[Given exercise] Reproduce each line of the material precisely.

[Supplied records]
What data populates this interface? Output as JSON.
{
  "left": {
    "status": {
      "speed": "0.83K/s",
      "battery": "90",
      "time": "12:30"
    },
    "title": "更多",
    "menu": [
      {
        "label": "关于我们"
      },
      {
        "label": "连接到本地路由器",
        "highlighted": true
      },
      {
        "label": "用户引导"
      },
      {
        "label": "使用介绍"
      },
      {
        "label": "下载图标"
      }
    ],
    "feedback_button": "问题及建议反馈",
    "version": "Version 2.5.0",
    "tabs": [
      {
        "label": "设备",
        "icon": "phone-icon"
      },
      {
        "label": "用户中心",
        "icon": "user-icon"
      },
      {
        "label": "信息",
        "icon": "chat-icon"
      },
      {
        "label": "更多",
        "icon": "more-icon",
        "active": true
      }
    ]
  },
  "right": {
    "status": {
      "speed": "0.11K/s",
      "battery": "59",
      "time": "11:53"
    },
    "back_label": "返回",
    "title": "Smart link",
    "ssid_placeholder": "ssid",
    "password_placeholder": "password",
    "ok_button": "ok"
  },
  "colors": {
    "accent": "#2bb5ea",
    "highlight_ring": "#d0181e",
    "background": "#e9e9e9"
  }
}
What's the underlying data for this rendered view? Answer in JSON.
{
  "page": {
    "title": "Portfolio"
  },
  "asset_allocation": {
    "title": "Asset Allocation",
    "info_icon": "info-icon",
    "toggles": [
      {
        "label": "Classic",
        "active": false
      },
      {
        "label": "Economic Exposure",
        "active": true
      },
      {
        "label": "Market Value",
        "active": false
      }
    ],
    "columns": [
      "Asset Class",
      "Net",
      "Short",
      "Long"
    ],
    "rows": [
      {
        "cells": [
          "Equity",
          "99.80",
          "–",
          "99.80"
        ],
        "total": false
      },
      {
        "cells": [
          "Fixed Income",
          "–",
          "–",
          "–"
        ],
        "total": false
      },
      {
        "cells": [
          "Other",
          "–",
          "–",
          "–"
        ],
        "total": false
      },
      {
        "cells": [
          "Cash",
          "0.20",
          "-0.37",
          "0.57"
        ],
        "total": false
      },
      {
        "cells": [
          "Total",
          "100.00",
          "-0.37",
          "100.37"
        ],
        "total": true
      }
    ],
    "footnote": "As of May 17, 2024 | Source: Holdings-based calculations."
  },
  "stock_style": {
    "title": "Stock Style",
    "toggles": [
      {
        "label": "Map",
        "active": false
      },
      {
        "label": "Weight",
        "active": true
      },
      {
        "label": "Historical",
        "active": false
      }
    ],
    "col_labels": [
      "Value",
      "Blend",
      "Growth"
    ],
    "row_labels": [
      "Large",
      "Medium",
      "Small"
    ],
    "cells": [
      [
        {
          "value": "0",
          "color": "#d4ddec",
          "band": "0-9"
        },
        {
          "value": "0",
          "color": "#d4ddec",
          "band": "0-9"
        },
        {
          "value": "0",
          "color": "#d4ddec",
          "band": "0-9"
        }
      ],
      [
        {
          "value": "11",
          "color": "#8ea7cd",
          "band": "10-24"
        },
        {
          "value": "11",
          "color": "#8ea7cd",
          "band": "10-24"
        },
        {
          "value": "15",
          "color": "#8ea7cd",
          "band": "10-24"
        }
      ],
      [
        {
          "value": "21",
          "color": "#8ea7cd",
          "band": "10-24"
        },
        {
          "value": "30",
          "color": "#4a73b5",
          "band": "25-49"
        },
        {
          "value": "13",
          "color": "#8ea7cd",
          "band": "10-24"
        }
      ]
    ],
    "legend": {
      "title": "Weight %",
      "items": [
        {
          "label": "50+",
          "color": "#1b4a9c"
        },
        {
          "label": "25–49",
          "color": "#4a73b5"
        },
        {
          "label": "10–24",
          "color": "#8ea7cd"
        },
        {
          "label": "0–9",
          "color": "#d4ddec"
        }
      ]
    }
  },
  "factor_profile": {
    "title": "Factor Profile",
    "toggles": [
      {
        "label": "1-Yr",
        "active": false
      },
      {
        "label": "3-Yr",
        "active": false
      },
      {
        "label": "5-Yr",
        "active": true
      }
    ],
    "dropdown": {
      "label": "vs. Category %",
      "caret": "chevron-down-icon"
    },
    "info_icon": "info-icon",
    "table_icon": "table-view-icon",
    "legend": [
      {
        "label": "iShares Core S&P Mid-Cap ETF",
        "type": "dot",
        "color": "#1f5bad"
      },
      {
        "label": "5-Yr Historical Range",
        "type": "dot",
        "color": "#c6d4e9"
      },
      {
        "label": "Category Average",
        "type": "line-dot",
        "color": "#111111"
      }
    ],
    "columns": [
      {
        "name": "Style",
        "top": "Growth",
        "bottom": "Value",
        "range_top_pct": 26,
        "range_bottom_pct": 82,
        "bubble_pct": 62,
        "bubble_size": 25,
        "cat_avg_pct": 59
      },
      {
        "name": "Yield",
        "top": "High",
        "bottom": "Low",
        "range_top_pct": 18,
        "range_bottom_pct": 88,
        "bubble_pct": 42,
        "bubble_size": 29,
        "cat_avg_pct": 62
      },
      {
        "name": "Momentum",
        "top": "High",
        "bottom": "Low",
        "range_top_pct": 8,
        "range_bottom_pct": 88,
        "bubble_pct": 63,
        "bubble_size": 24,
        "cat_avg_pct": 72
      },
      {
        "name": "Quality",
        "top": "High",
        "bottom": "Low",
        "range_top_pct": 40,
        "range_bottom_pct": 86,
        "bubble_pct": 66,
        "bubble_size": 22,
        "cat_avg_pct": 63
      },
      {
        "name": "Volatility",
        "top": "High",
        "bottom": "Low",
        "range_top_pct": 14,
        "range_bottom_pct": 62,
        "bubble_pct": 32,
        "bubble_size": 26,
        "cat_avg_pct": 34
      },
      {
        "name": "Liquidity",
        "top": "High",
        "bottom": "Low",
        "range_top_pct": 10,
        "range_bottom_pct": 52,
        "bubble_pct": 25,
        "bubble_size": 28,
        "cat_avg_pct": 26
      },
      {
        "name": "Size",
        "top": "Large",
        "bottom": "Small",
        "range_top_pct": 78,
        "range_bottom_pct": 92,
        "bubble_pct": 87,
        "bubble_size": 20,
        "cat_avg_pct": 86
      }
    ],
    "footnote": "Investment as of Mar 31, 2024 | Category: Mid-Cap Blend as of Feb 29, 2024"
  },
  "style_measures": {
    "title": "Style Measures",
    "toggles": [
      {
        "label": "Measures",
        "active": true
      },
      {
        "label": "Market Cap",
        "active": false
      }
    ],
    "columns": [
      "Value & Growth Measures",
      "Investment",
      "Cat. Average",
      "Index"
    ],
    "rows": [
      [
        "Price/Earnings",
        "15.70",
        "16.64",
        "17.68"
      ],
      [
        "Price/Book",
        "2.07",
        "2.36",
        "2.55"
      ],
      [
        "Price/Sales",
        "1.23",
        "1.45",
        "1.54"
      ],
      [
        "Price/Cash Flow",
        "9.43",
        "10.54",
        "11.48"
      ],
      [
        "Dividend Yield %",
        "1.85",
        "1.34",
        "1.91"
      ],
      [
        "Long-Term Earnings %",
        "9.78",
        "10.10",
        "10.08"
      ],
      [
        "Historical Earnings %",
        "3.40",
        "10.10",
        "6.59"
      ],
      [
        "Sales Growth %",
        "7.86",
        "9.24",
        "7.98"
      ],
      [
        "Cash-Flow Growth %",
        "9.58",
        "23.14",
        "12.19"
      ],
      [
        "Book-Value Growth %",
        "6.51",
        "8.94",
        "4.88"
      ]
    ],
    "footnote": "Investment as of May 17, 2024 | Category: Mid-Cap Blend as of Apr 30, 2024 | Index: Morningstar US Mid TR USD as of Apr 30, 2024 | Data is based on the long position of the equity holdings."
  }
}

[Solution to this problem]
What data populates this interface? Output as JSON.
{
  "left": {
    "status": {
      "speed": "0.83K/s",
      "battery": "90",
      "time": "12:30"
    },
    "title": "更多",
    "menu": [
      {
        "label": "关于我们"
      },
      {
        "label": "连接到本地路由器",
        "highlighted": true
      },
      {
        "label": "用户引导"
      },
      {
        "label": "使用介绍"
      },
      {
        "label": "下载图标"
      }
    ],
    "feedback_button": "问题及建议反馈",
    "version": "Version 2.5.0",
    "tabs": [
      {
        "label": "设备",
        "icon": "phone-icon"
      },
      {
        "label": "用户中心",
        "icon": "user-icon"
      },
      {
        "label": "信息",
        "icon": "chat-icon"
      },
      {
        "label": "更多",
        "icon": "more-icon",
        "active": true
      }
    ]
  },
  "right": {
    "status": {
      "speed": "0.11K/s",
      "battery": "59",
      "time": "11:53"
    },
    "back_label": "返回",
    "title": "Smart link",
    "ssid_placeholder": "ssid",
    "password_placeholder": "password",
    "ok_button": "ok"
  },
  "colors": {
    "accent": "#2bb5ea",
    "highlight_ring": "#d0181e",
    "background": "#e9e9e9"
  }
}
What's the underlying data for this rendered view? Answer in JSON.
{
  "page": {
    "title": "Portfolio"
  },
  "asset_allocation": {
    "title": "Asset Allocation",
    "info_icon": "info-icon",
    "toggles": [
      {
        "label": "Classic",
        "active": false
      },
      {
        "label": "Economic Exposure",
        "active": true
      },
      {
        "label": "Market Value",
        "active": false
      }
    ],
    "columns": [
      "Asset Class",
      "Net",
      "Short",
      "Long"
    ],
    "rows": [
      {
        "cells": [
          "Equity",
          "99.80",
          "–",
          "99.80"
        ],
        "total": false
      },
      {
        "cells": [
          "Fixed Income",
          "–",
          "–",
          "–"
        ],
        "total": false
      },
      {
        "cells": [
          "Other",
          "–",
          "–",
          "–"
        ],
        "total": false
      },
      {
        "cells": [
          "Cash",
          "0.20",
          "-0.37",
          "0.57"
        ],
        "total": false
      },
      {
        "cells": [
          "Total",
          "100.00",
          "-0.37",
          "100.37"
        ],
        "total": true
      }
    ],
    "footnote": "As of May 17, 2024 | Source: Holdings-based calculations."
  },
  "stock_style": {
    "title": "Stock Style",
    "toggles": [
      {
        "label": "Map",
        "active": false
      },
      {
        "label": "Weight",
        "active": true
      },
      {
        "label": "Historical",
        "active": false
      }
    ],
    "col_labels": [
      "Value",
      "Blend",
      "Growth"
    ],
    "row_labels": [
      "Large",
      "Medium",
      "Small"
    ],
    "cells": [
      [
        {
          "value": "0",
          "color": "#d4ddec",
          "band": "0-9"
        },
        {
          "value": "0",
          "color": "#d4ddec",
          "band": "0-9"
        },
        {
          "value": "0",
          "color": "#d4ddec",
          "band": "0-9"
        }
      ],
      [
        {
          "value": "11",
          "color": "#8ea7cd",
          "band": "10-24"
        },
        {
          "value": "11",
          "color": "#8ea7cd",
          "band": "10-24"
        },
        {
          "value": "15",
          "color": "#8ea7cd",
          "band": "10-24"
        }
      ],
      [
        {
          "value": "21",
          "color": "#8ea7cd",
          "band": "10-24"
        },
        {
          "value": "30",
          "color": "#4a73b5",
          "band": "25-49"
        },
        {
          "value": "13",
          "color": "#8ea7cd",
          "band": "10-24"
        }
      ]
    ],
    "legend": {
      "title": "Weight %",
      "items": [
        {
          "label": "50+",
          "color": "#1b4a9c"
        },
        {
          "label": "25–49",
          "color": "#4a73b5"
        },
        {
          "label": "10–24",
          "color": "#8ea7cd"
        },
        {
          "label": "0–9",
          "color": "#d4ddec"
        }
      ]
    }
  },
  "factor_profile": {
    "title": "Factor Profile",
    "toggles": [
      {
        "label": "1-Yr",
        "active": false
      },
      {
        "label": "3-Yr",
        "active": false
      },
      {
        "label": "5-Yr",
        "active": true
      }
    ],
    "dropdown": {
      "label": "vs. Category %",
      "caret": "chevron-down-icon"
    },
    "info_icon": "info-icon",
    "table_icon": "table-view-icon",
    "legend": [
      {
        "label": "iShares Core S&P Mid-Cap ETF",
        "type": "dot",
        "color": "#1f5bad"
      },
      {
        "label": "5-Yr Historical Range",
        "type": "dot",
        "color": "#c6d4e9"
      },
      {
        "label": "Category Average",
        "type": "line-dot",
        "color": "#111111"
      }
    ],
    "columns": [
      {
        "name": "Style",
        "top": "Growth",
        "bottom": "Value",
        "range_top_pct": 26,
        "range_bottom_pct": 82,
        "bubble_pct": 62,
        "bubble_size": 25,
        "cat_avg_pct": 59
      },
      {
        "name": "Yield",
        "top": "High",
        "bottom": "Low",
        "range_top_pct": 18,
        "range_bottom_pct": 88,
        "bubble_pct": 42,
        "bubble_size": 29,
        "cat_avg_pct": 62
      },
      {
        "name": "Momentum",
        "top": "High",
        "bottom": "Low",
        "range_top_pct": 8,
        "range_bottom_pct": 88,
        "bubble_pct": 63,
        "bubble_size": 24,
        "cat_avg_pct": 72
      },
      {
        "name": "Quality",
        "top": "High",
        "bottom": "Low",
        "range_top_pct": 40,
        "range_bottom_pct": 86,
        "bubble_pct": 66,
        "bubble_size": 22,
        "cat_avg_pct": 63
      },
      {
        "name": "Volatility",
        "top": "High",
        "bottom": "Low",
        "range_top_pct": 14,
        "range_bottom_pct": 62,
        "bubble_pct": 32,
        "bubble_size": 26,
        "cat_avg_pct": 34
      },
      {
        "name": "Liquidity",
        "top": "High",
        "bottom": "Low",
        "range_top_pct": 10,
        "range_bottom_pct": 52,
        "bubble_pct": 25,
        "bubble_size": 28,
        "cat_avg_pct": 26
      },
      {
        "name": "Size",
        "top": "Large",
        "bottom": "Small",
        "range_top_pct": 78,
        "range_bottom_pct": 92,
        "bubble_pct": 87,
        "bubble_size": 20,
        "cat_avg_pct": 86
      }
    ],
    "footnote": "Investment as of Mar 31, 2024 | Category: Mid-Cap Blend as of Feb 29, 2024"
  },
  "style_measures": {
    "title": "Style Measures",
    "toggles": [
      {
        "label": "Measures",
        "active": true
      },
      {
        "label": "Market Cap",
        "active": false
      }
    ],
    "columns": [
      "Value & Growth Measures",
      "Investment",
      "Cat. Average",
      "Index"
    ],
    "rows": [
      [
        "Price/Earnings",
        "15.70",
        "16.64",
        "17.68"
      ],
      [
        "Price/Book",
        "2.07",
        "2.36",
        "2.55"
      ],
      [
        "Price/Sales",
        "1.23",
        "1.45",
        "1.54"
      ],
      [
        "Price/Cash Flow",
        "9.43",
        "10.54",
        "11.48"
      ],
      [
        "Dividend Yield %",
        "1.85",
        "1.34",
        "1.91"
      ],
      [
        "Long-Term Earnings %",
        "9.78",
        "10.10",
        "10.08"
      ],
      [
        "Historical Earnings %",
        "3.40",
        "10.10",
        "6.59"
      ],
      [
        "Sales Growth %",
        "7.86",
        "9.24",
        "7.98"
      ],
      [
        "Cash-Flow Growth %",
        "9.58",
        "23.14",
        "12.19"
      ],
      [
        "Book-Value Growth %",
        "6.51",
        "8.94",
        "4.88"
      ]
    ],
    "footnote": "Investment as of May 17, 2024 | Category: Mid-Cap Blend as of Apr 30, 2024 | Index: Morningstar US Mid TR USD as of Apr 30, 2024 | Data is based on the long position of the equity holdings."
  }
}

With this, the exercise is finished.